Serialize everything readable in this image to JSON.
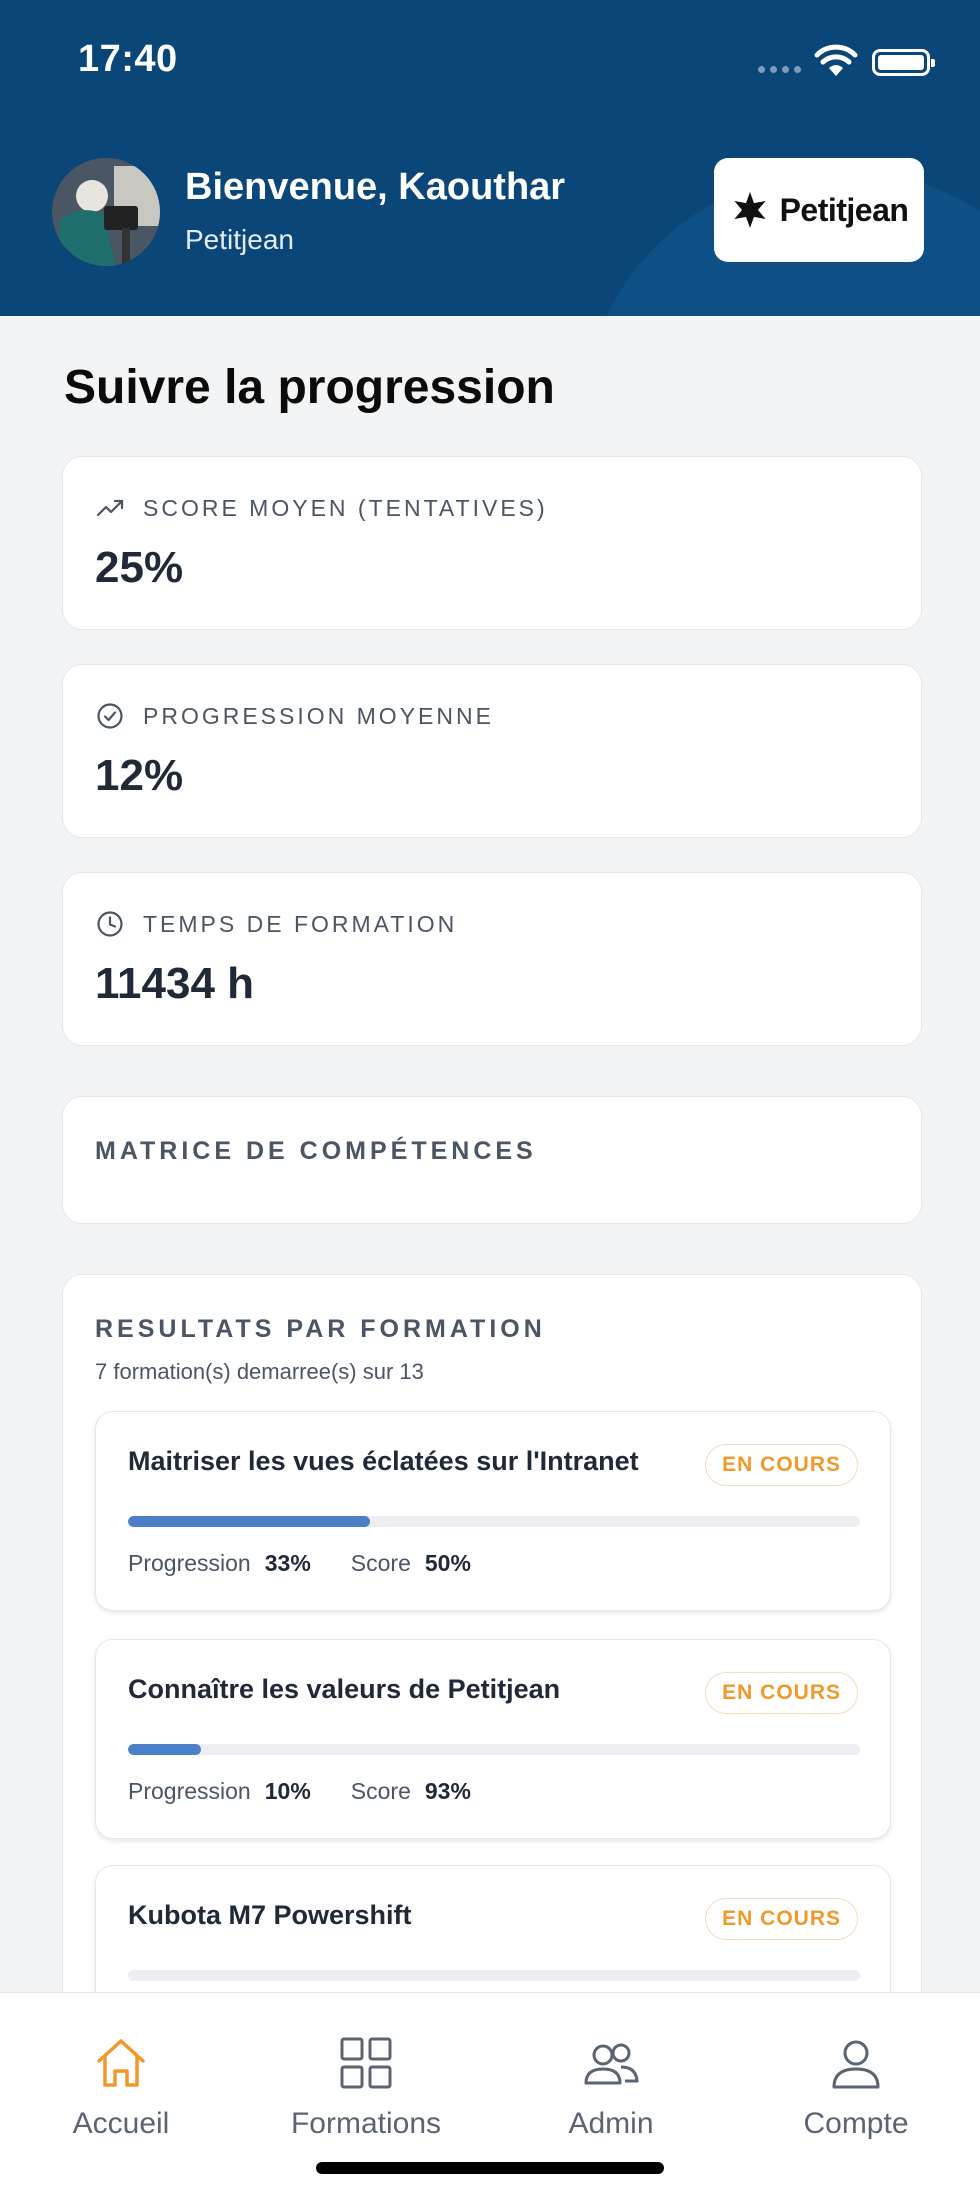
{
  "status_bar": {
    "time": "17:40"
  },
  "header": {
    "welcome": "Bienvenue, Kaouthar",
    "company": "Petitjean",
    "logo_text": "Petitjean"
  },
  "main": {
    "title": "Suivre la progression",
    "stats": [
      {
        "label": "SCORE MOYEN (TENTATIVES)",
        "value": "25%",
        "icon": "trending-up-icon"
      },
      {
        "label": "PROGRESSION MOYENNE",
        "value": "12%",
        "icon": "check-circle-icon"
      },
      {
        "label": "TEMPS DE FORMATION",
        "value": "11434 h",
        "icon": "clock-icon"
      }
    ],
    "matrix_title": "MATRICE DE COMPÉTENCES",
    "results": {
      "title": "RESULTATS PAR FORMATION",
      "subtitle": "7 formation(s) demarree(s) sur 13",
      "progress_label": "Progression",
      "score_label": "Score",
      "courses": [
        {
          "title": "Maitriser les vues éclatées sur l'Intranet",
          "status": "EN COURS",
          "progress": "33%",
          "progress_value": 33,
          "score": "50%"
        },
        {
          "title": "Connaître les valeurs de Petitjean",
          "status": "EN COURS",
          "progress": "10%",
          "progress_value": 10,
          "score": "93%"
        },
        {
          "title": "Kubota M7 Powershift",
          "status": "EN COURS",
          "progress_value": 0
        }
      ]
    }
  },
  "bottom_nav": {
    "items": [
      {
        "label": "Accueil",
        "icon": "home-icon",
        "active": true
      },
      {
        "label": "Formations",
        "icon": "grid-icon",
        "active": false
      },
      {
        "label": "Admin",
        "icon": "users-icon",
        "active": false
      },
      {
        "label": "Compte",
        "icon": "user-icon",
        "active": false
      }
    ]
  },
  "colors": {
    "header_bg": "#0b4679",
    "accent_orange": "#f0982a",
    "progress_blue": "#4b80c8"
  }
}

■ WRITTEN TASK ■
Every line holding "icon" should be copied out.

■ TASK RESPONSE ■
        "icon": "trending-up-icon"
        "icon": "check-circle-icon"
        "icon": "clock-icon"
        "icon": "home-icon",
        "icon": "grid-icon",
        "icon": "users-icon",
        "icon": "user-icon",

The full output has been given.